(Problem requirements) Find the lines of data that contain the string "Market", then list them.

(Data for this exercise)
────

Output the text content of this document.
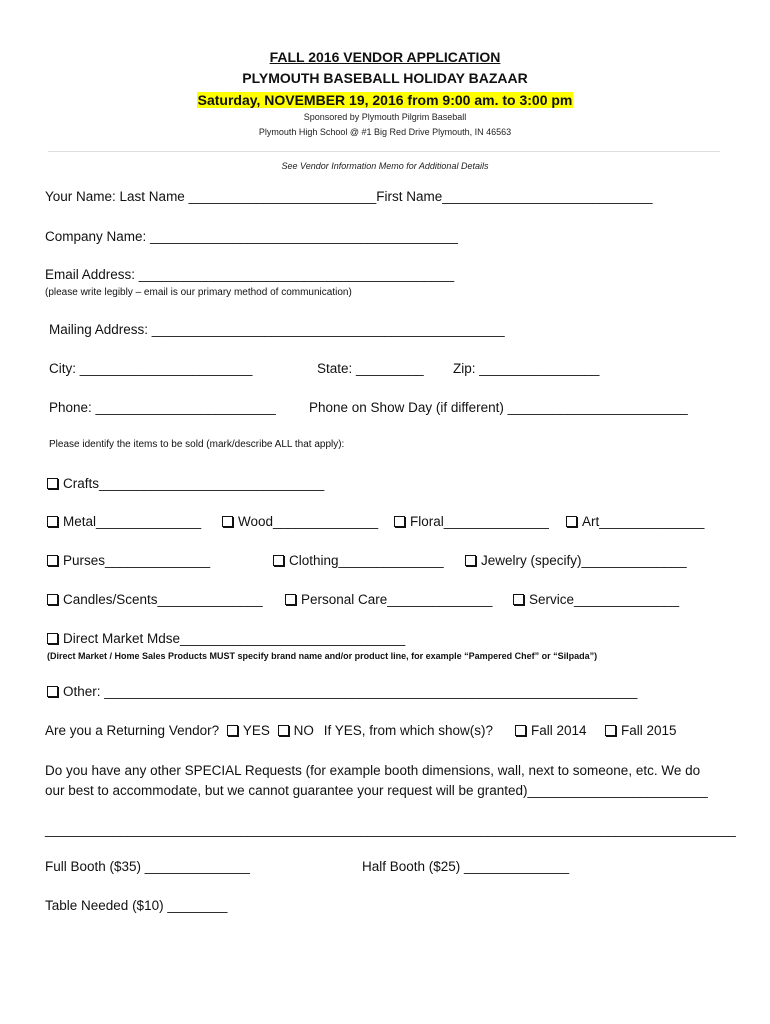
FALL 2016 VENDOR APPLICATION
PLYMOUTH BASEBALL HOLIDAY BAZAAR
Saturday, NOVEMBER 19, 2016 from 9:00 am. to 3:00 pm
Sponsored by Plymouth Pilgrim Baseball
Plymouth High School @ #1 Big Red Drive Plymouth, IN 46563
See Vendor Information Memo for Additional Details
Your Name: Last Name _________________________First Name____________________________
Company Name: _________________________________________
Email Address: __________________________________________
(please write legibly – email is our primary method of communication)
Mailing Address: _______________________________________________
City: _______________________	State: _________ Zip: ________________
Phone: ________________________ Phone on Show Day (if different) ________________________
Please identify the items to be sold (mark/describe ALL that apply):
Crafts______________________________
Metal______________	Wood______________	Floral______________	Art______________
Purses______________	Clothing______________	Jewelry (specify)______________
Candles/Scents______________	Personal Care______________	Service______________
Direct Market Mdse______________________________
(Direct Market / Home Sales Products MUST specify brand name and/or product line, for example “Pampered Chef” or “Silpada”)
Other: _______________________________________________________________________
Are you a Returning Vendor? YES NO If YES, from which show(s)?	Fall 2014	Fall 2015
Do you have any other SPECIAL Requests (for example booth dimensions, wall, next to someone, etc. We do
our best to accommodate, but we cannot guarantee your request will be granted)________________________
____________________________________________________________________________________________
Full Booth ($35) ______________	Half Booth ($25) ______________
Table Needed ($10) ________
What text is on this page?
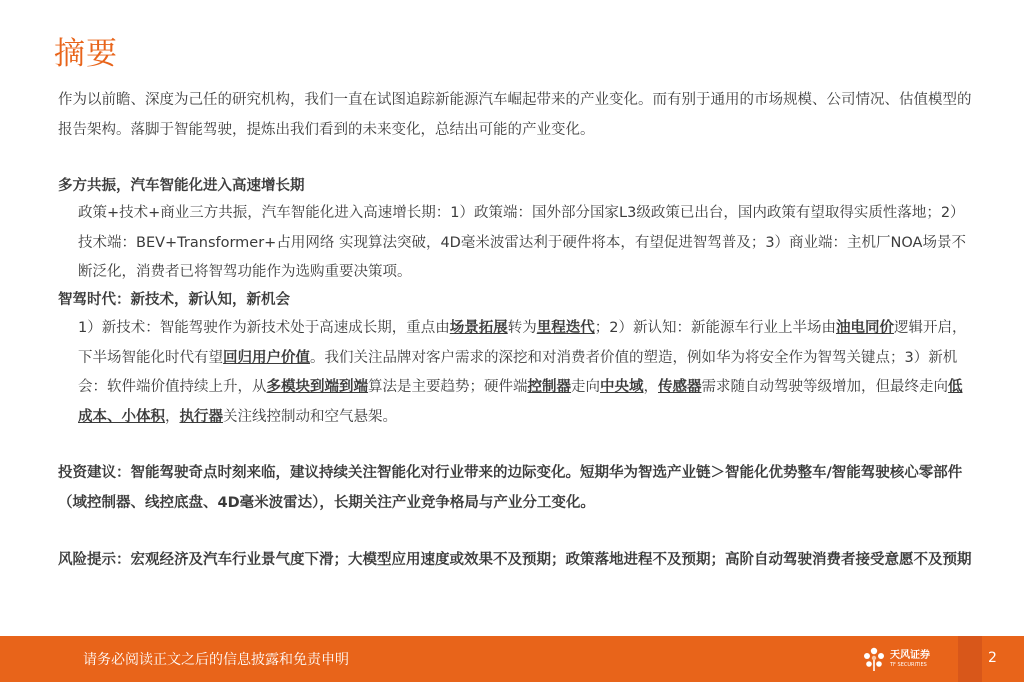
摘要

作为以前瞻、深度为己任的研究机构，我们一直在试图追踪新能源汽车崛起带来的产业变化。而有别于通用的市场规模、公司情况、估值模型的报告架构。落脚于智能驾驶，提炼出我们看到的未来变化，总结出可能的产业变化。

多方共振，汽车智能化进入高速增长期

政策+技术+商业三方共振，汽车智能化进入高速增长期：1）政策端：国外部分国家L3级政策已出台，国内政策有望取得实质性落地；2）技术端：BEV+Transformer+占用网络 实现算法突破，4D毫米波雷达利于硬件将本，有望促进智驾普及；3）商业端：主机厂NOA场景不断泛化，消费者已将智驾功能作为选购重要决策项。

智驾时代：新技术，新认知，新机会

1）新技术：智能驾驶作为新技术处于高速成长期，重点由场景拓展转为里程迭代；2）新认知：新能源车行业上半场由油电同价逻辑开启，下半场智能化时代有望回归用户价值。我们关注品牌对客户需求的深挖和对消费者价值的塑造，例如华为将安全作为智驾关键点；3）新机会：软件端价值持续上升，从多模块到端到端算法是主要趋势；硬件端控制器走向中央域，传感器需求随自动驾驶等级增加，但最终走向低成本、小体积，执行器关注线控制动和空气悬架。

投资建议：智能驾驶奇点时刻来临，建议持续关注智能化对行业带来的边际变化。短期华为智选产业链＞智能化优势整车/智能驾驶核心零部件（域控制器、线控底盘、4D毫米波雷达），长期关注产业竞争格局与产业分工变化。

风险提示：宏观经济及汽车行业景气度下滑；大模型应用速度或效果不及预期；政策落地进程不及预期；高阶自动驾驶消费者接受意愿不及预期

请务必阅读正文之后的信息披露和免责申明	天风证券
TF SECURITIES	2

────

(The response)
Direct Market Mdse______________________________
(Direct Market / Home Sales Products MUST specify brand name and/or product line, for example “Pampered Chef” or “Silpada”)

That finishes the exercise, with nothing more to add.